▶ _Requirements_
Lift out each line of the data that holds "screenshot".
- - - -
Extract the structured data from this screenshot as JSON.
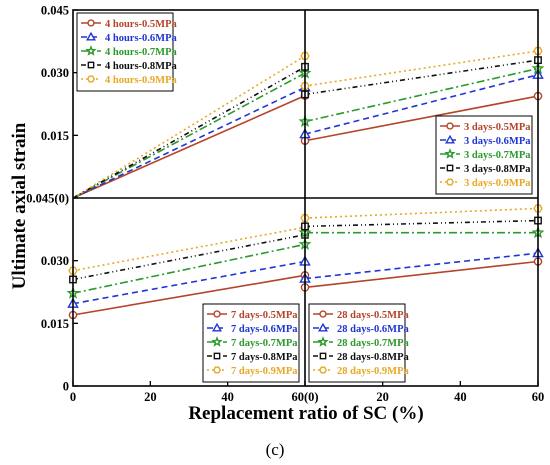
{
  "figure": {
    "ylabel": "Ultimate axial strain",
    "xlabel": "Replacement ratio of SC (%)",
    "caption": "(c)"
  },
  "styles": [
    {
      "color": "#b5442a",
      "marker": "circle",
      "dash": ""
    },
    {
      "color": "#1f35d6",
      "marker": "triangle",
      "dash": "6,4"
    },
    {
      "color": "#2b9a2b",
      "marker": "star",
      "dash": "8,3,2,3"
    },
    {
      "color": "#111111",
      "marker": "square",
      "dash": "5,3,1,3,1,3"
    },
    {
      "color": "#e8a823",
      "marker": "hexagon",
      "dash": "2,3"
    }
  ],
  "chart_data": [
    {
      "type": "line",
      "panel": "top-left",
      "x": [
        0,
        60
      ],
      "xlim": [
        0,
        60
      ],
      "ylim": [
        0,
        0.045
      ],
      "legend_position": "top-left",
      "series": [
        {
          "name": "4 hours-0.5MPa",
          "values": [
            0,
            0.0245
          ]
        },
        {
          "name": "4 hours-0.6MPa",
          "values": [
            0,
            0.0265
          ]
        },
        {
          "name": "4 hours-0.7MPa",
          "values": [
            0,
            0.0299
          ]
        },
        {
          "name": "4 hours-0.8MPa",
          "values": [
            0,
            0.0314
          ]
        },
        {
          "name": "4 hours-0.9MPa",
          "values": [
            0,
            0.034
          ]
        }
      ]
    },
    {
      "type": "line",
      "panel": "top-right",
      "x": [
        0,
        60
      ],
      "xlim": [
        0,
        60
      ],
      "ylim": [
        0,
        0.045
      ],
      "legend_position": "bottom-right",
      "series": [
        {
          "name": "3 days-0.5MPa",
          "values": [
            0.0137,
            0.0244
          ]
        },
        {
          "name": "3 days-0.6MPa",
          "values": [
            0.0153,
            0.0295
          ]
        },
        {
          "name": "3 days-0.7MPa",
          "values": [
            0.0183,
            0.031
          ]
        },
        {
          "name": "3 days-0.8MPa",
          "values": [
            0.0248,
            0.033
          ]
        },
        {
          "name": "3 days-0.9MPa",
          "values": [
            0.0268,
            0.0352
          ]
        }
      ]
    },
    {
      "type": "line",
      "panel": "bottom-left",
      "x": [
        0,
        60
      ],
      "xlim": [
        0,
        60
      ],
      "ylim": [
        0,
        0.045
      ],
      "legend_position": "bottom-right",
      "series": [
        {
          "name": "7 days-0.5MPa",
          "values": [
            0.017,
            0.0265
          ]
        },
        {
          "name": "7 days-0.6MPa",
          "values": [
            0.0197,
            0.0298
          ]
        },
        {
          "name": "7 days-0.7MPa",
          "values": [
            0.0222,
            0.0339
          ]
        },
        {
          "name": "7 days-0.8MPa",
          "values": [
            0.0255,
            0.0362
          ]
        },
        {
          "name": "7 days-0.9MPa",
          "values": [
            0.0276,
            0.038
          ]
        }
      ]
    },
    {
      "type": "line",
      "panel": "bottom-right",
      "x": [
        0,
        60
      ],
      "xlim": [
        0,
        60
      ],
      "ylim": [
        0,
        0.045
      ],
      "legend_position": "bottom-left",
      "series": [
        {
          "name": "28 days-0.5MPa",
          "values": [
            0.0236,
            0.0298
          ]
        },
        {
          "name": "28 days-0.6MPa",
          "values": [
            0.0257,
            0.0318
          ]
        },
        {
          "name": "28 days-0.7MPa",
          "values": [
            0.0367,
            0.0367
          ]
        },
        {
          "name": "28 days-0.8MPa",
          "values": [
            0.0382,
            0.0396
          ]
        },
        {
          "name": "28 days-0.9MPa",
          "values": [
            0.0402,
            0.0425
          ]
        }
      ]
    }
  ],
  "axes": {
    "top_yticks": [
      "0.045",
      "0.030",
      "0.015"
    ],
    "bottom_yticks": [
      "0.045(0)",
      "0.030",
      "0.015",
      "0"
    ],
    "xticks": [
      "0",
      "20",
      "40",
      "60(0)",
      "20",
      "40",
      "60"
    ]
  }
}
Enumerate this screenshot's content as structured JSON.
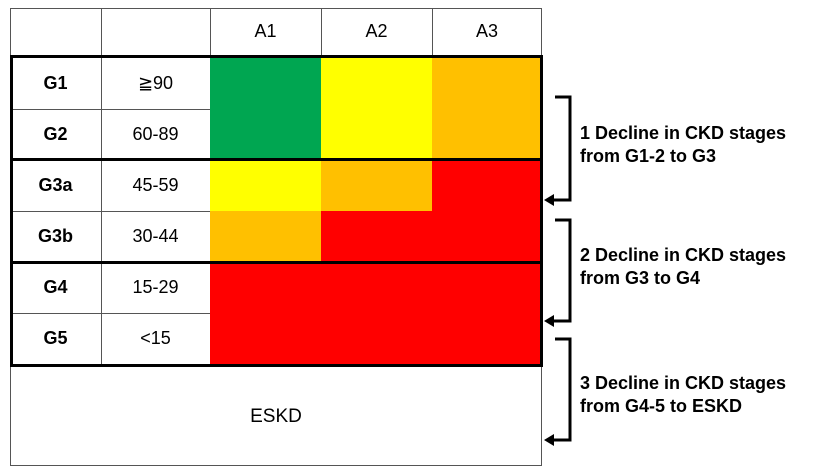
- - - -
▶ _Answer for the task_
Extract the structured data from this screenshot as JSON.
Enumerate this screenshot's content as structured JSON.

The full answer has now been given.